:: Data for the task

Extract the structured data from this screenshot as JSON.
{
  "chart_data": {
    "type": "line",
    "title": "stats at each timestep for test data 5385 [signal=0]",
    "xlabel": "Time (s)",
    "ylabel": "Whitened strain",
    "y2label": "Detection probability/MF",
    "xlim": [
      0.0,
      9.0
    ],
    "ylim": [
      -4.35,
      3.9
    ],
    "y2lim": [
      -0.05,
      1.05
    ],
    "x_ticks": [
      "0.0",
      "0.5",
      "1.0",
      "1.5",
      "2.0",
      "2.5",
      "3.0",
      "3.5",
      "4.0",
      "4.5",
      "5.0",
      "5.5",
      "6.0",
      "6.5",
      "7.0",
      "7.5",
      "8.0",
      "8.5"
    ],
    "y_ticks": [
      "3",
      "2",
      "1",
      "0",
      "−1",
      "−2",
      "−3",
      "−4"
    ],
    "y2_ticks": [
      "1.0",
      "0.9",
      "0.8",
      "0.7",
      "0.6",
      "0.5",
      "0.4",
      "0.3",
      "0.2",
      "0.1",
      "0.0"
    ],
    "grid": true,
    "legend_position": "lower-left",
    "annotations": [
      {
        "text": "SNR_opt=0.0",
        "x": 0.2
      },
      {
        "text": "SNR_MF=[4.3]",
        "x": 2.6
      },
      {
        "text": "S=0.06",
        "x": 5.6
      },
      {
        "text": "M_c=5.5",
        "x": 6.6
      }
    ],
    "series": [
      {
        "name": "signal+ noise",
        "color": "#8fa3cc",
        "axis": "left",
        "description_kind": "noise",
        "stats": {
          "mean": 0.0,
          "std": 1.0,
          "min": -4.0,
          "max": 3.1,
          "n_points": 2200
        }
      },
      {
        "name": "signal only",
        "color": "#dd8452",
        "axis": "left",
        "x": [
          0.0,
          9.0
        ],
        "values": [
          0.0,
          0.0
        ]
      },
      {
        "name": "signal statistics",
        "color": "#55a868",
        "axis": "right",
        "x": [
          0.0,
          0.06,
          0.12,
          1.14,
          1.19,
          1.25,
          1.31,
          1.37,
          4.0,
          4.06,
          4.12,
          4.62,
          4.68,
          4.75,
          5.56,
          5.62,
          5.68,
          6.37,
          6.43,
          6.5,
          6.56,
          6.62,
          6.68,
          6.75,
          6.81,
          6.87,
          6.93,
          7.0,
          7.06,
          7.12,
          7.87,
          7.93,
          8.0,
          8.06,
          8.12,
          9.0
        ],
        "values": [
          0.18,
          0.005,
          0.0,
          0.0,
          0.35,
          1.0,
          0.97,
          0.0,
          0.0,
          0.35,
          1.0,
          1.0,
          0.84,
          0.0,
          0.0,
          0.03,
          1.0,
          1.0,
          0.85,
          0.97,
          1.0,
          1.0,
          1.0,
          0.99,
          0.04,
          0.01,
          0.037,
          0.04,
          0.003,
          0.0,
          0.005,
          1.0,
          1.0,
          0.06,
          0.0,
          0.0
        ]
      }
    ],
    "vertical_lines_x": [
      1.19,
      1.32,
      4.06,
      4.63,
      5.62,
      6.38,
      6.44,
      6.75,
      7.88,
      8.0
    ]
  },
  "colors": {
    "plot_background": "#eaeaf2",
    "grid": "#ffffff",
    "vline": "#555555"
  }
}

::::
:: Data for the task

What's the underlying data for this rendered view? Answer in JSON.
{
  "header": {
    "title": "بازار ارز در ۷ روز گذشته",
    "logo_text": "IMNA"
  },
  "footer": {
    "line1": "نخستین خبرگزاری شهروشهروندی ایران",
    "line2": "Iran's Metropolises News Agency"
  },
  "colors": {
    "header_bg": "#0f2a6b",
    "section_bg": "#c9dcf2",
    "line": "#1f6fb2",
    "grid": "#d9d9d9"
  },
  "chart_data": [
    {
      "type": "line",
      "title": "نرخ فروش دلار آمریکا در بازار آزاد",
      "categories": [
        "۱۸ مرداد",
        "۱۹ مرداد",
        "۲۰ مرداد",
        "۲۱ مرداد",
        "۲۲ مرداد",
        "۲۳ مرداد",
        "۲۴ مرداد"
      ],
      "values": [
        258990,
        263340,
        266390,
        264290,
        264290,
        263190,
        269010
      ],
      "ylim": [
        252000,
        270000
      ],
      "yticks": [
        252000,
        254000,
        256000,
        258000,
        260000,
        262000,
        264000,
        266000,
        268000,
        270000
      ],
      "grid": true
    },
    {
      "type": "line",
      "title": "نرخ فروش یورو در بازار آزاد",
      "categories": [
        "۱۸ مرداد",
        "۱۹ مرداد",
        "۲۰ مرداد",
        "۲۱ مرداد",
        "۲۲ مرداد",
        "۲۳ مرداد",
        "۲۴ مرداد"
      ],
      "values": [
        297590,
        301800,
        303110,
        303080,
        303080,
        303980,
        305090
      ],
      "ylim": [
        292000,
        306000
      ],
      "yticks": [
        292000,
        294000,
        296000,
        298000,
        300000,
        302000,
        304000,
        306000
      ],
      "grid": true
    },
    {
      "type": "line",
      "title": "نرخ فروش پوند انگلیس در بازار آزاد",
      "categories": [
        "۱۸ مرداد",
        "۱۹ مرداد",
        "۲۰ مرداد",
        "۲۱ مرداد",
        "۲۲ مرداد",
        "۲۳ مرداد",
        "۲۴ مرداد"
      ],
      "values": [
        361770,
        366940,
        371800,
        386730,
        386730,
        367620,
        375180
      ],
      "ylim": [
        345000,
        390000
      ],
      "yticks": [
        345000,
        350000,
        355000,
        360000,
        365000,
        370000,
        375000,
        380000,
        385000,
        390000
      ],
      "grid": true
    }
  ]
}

::::

→ **Work to complete**
Find the lines containing "آزاد" and list every one of them.

→ **Solution below**
      "title": "نرخ فروش دلار آمریکا در بازار آزاد",
      "title": "نرخ فروش یورو در بازار آزاد",
      "title": "نرخ فروش پوند انگلیس در بازار آزاد",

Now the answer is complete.